<<<<
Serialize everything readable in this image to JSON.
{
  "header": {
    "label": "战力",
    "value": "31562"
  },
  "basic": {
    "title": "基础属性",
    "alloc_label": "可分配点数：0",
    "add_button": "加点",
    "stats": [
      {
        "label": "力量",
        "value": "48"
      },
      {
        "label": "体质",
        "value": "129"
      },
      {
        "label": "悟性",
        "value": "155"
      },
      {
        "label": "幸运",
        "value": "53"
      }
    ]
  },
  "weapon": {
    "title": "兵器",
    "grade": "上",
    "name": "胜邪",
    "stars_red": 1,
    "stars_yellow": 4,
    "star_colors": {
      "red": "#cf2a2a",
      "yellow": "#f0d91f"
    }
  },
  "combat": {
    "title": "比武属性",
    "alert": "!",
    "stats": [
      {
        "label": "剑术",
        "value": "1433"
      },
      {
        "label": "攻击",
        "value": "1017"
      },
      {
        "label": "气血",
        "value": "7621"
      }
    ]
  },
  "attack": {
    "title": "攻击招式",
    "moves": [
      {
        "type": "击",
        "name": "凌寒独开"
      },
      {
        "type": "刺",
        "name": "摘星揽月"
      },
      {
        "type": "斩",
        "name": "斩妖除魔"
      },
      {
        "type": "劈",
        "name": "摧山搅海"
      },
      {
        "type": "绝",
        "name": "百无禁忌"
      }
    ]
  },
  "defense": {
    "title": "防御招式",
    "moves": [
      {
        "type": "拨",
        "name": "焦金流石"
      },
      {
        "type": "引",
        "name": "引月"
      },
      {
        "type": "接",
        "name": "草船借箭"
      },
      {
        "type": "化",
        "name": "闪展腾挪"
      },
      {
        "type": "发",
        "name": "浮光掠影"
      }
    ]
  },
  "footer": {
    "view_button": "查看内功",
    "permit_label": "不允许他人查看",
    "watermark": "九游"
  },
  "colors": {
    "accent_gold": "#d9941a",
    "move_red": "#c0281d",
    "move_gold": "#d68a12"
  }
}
>>>>
### Directions
Everything in the listing above should be restated exactly.

### Output for this exercise
Serialize everything readable in this image to JSON.
{
  "header": {
    "label": "战力",
    "value": "31562"
  },
  "basic": {
    "title": "基础属性",
    "alloc_label": "可分配点数：0",
    "add_button": "加点",
    "stats": [
      {
        "label": "力量",
        "value": "48"
      },
      {
        "label": "体质",
        "value": "129"
      },
      {
        "label": "悟性",
        "value": "155"
      },
      {
        "label": "幸运",
        "value": "53"
      }
    ]
  },
  "weapon": {
    "title": "兵器",
    "grade": "上",
    "name": "胜邪",
    "stars_red": 1,
    "stars_yellow": 4,
    "star_colors": {
      "red": "#cf2a2a",
      "yellow": "#f0d91f"
    }
  },
  "combat": {
    "title": "比武属性",
    "alert": "!",
    "stats": [
      {
        "label": "剑术",
        "value": "1433"
      },
      {
        "label": "攻击",
        "value": "1017"
      },
      {
        "label": "气血",
        "value": "7621"
      }
    ]
  },
  "attack": {
    "title": "攻击招式",
    "moves": [
      {
        "type": "击",
        "name": "凌寒独开"
      },
      {
        "type": "刺",
        "name": "摘星揽月"
      },
      {
        "type": "斩",
        "name": "斩妖除魔"
      },
      {
        "type": "劈",
        "name": "摧山搅海"
      },
      {
        "type": "绝",
        "name": "百无禁忌"
      }
    ]
  },
  "defense": {
    "title": "防御招式",
    "moves": [
      {
        "type": "拨",
        "name": "焦金流石"
      },
      {
        "type": "引",
        "name": "引月"
      },
      {
        "type": "接",
        "name": "草船借箭"
      },
      {
        "type": "化",
        "name": "闪展腾挪"
      },
      {
        "type": "发",
        "name": "浮光掠影"
      }
    ]
  },
  "footer": {
    "view_button": "查看内功",
    "permit_label": "不允许他人查看",
    "watermark": "九游"
  },
  "colors": {
    "accent_gold": "#d9941a",
    "move_red": "#c0281d",
    "move_gold": "#d68a12"
  }
}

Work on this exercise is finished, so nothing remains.